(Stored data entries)
>> BEGIN
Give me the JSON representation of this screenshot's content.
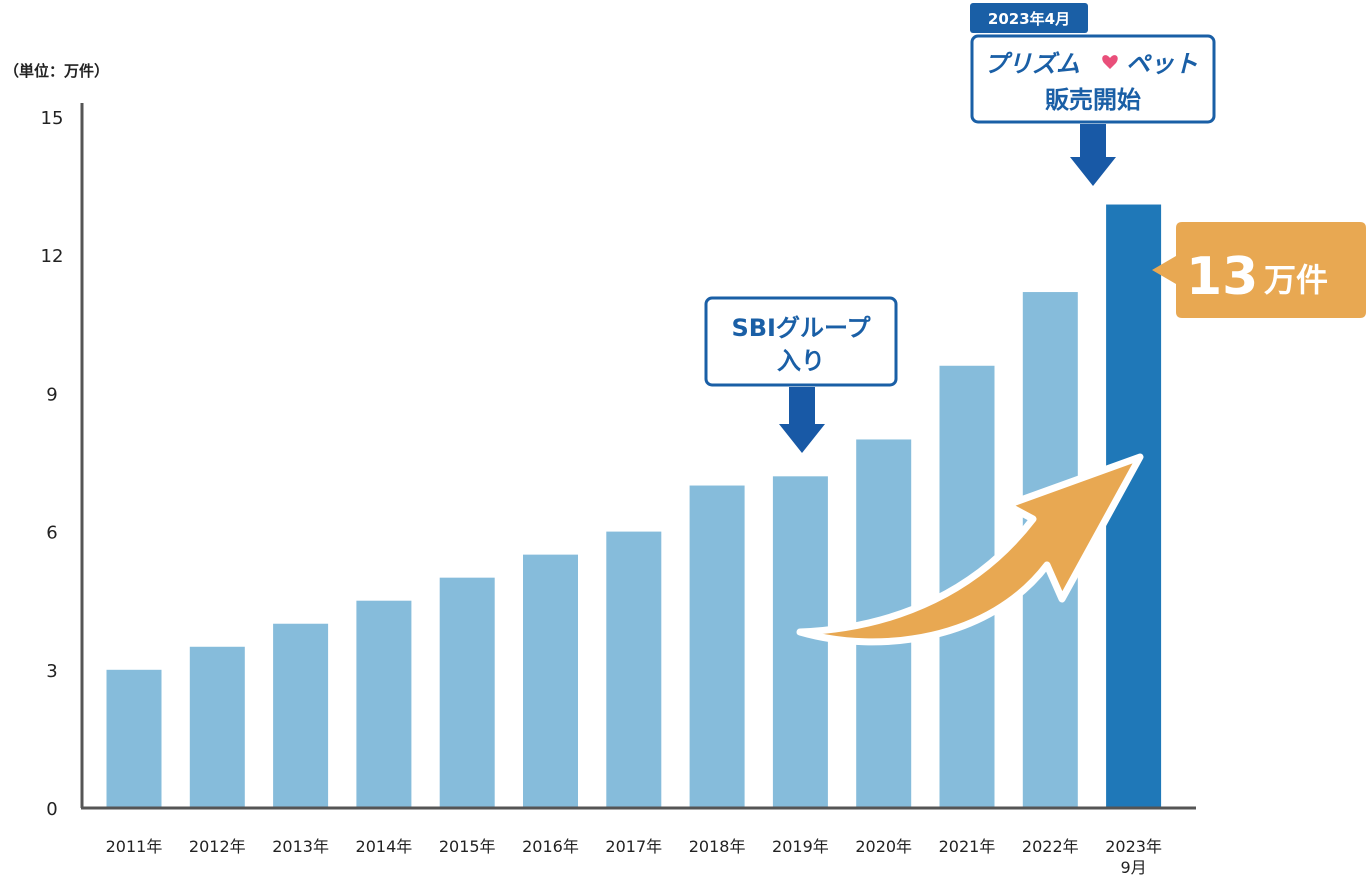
{
  "colors": {
    "bar": "#86bcdb",
    "bar_highlight": "#1f78b8",
    "axis": "#555555",
    "annotation_border": "#1a5fa6",
    "annotation_arrow": "#1859a6",
    "growth_arrow": "#e8a852",
    "callout_bg": "#e8a852",
    "date_tag_bg": "#1a5fa6",
    "heart_icon": "#e94f7a"
  },
  "chart_data": {
    "type": "bar",
    "unit_label": "（単位：万件）",
    "ylim": [
      0,
      15
    ],
    "yticks": [
      "0",
      "3",
      "6",
      "9",
      "12",
      "15"
    ],
    "categories": [
      [
        "2011年"
      ],
      [
        "2012年"
      ],
      [
        "2013年"
      ],
      [
        "2014年"
      ],
      [
        "2015年"
      ],
      [
        "2016年"
      ],
      [
        "2017年"
      ],
      [
        "2018年"
      ],
      [
        "2019年"
      ],
      [
        "2020年"
      ],
      [
        "2021年"
      ],
      [
        "2022年"
      ],
      [
        "2023年",
        "9月"
      ]
    ],
    "values": [
      3.0,
      3.5,
      4.0,
      4.5,
      5.0,
      5.5,
      6.0,
      7.0,
      7.2,
      8.0,
      9.6,
      11.2,
      13.1
    ],
    "highlight_index": 12,
    "grid": false,
    "annotations": {
      "sbi": {
        "lines": [
          "SBIグループ",
          "入り"
        ],
        "index": 8,
        "icon": "arrow-down-icon"
      },
      "prism": {
        "date": "2023年4月",
        "title_part1": "プリズム",
        "title_part2": "ペット",
        "subtitle": "販売開始",
        "index": 12,
        "icon": "arrow-down-icon"
      },
      "callout": {
        "number": "13",
        "unit": "万件",
        "icon": "growth-arrow-icon"
      }
    }
  }
}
>> END
> _BRIEF_
All of the entries above should be duplicated exactly, except for the pictures.

> _RESULT_
Give me the JSON representation of this screenshot's content.
{
  "colors": {
    "bar": "#86bcdb",
    "bar_highlight": "#1f78b8",
    "axis": "#555555",
    "annotation_border": "#1a5fa6",
    "annotation_arrow": "#1859a6",
    "growth_arrow": "#e8a852",
    "callout_bg": "#e8a852",
    "date_tag_bg": "#1a5fa6",
    "heart_icon": "#e94f7a"
  },
  "chart_data": {
    "type": "bar",
    "unit_label": "（単位：万件）",
    "ylim": [
      0,
      15
    ],
    "yticks": [
      "0",
      "3",
      "6",
      "9",
      "12",
      "15"
    ],
    "categories": [
      [
        "2011年"
      ],
      [
        "2012年"
      ],
      [
        "2013年"
      ],
      [
        "2014年"
      ],
      [
        "2015年"
      ],
      [
        "2016年"
      ],
      [
        "2017年"
      ],
      [
        "2018年"
      ],
      [
        "2019年"
      ],
      [
        "2020年"
      ],
      [
        "2021年"
      ],
      [
        "2022年"
      ],
      [
        "2023年",
        "9月"
      ]
    ],
    "values": [
      3.0,
      3.5,
      4.0,
      4.5,
      5.0,
      5.5,
      6.0,
      7.0,
      7.2,
      8.0,
      9.6,
      11.2,
      13.1
    ],
    "highlight_index": 12,
    "grid": false,
    "annotations": {
      "sbi": {
        "lines": [
          "SBIグループ",
          "入り"
        ],
        "index": 8,
        "icon": "arrow-down-icon"
      },
      "prism": {
        "date": "2023年4月",
        "title_part1": "プリズム",
        "title_part2": "ペット",
        "subtitle": "販売開始",
        "index": 12,
        "icon": "arrow-down-icon"
      },
      "callout": {
        "number": "13",
        "unit": "万件",
        "icon": "growth-arrow-icon"
      }
    }
  }
}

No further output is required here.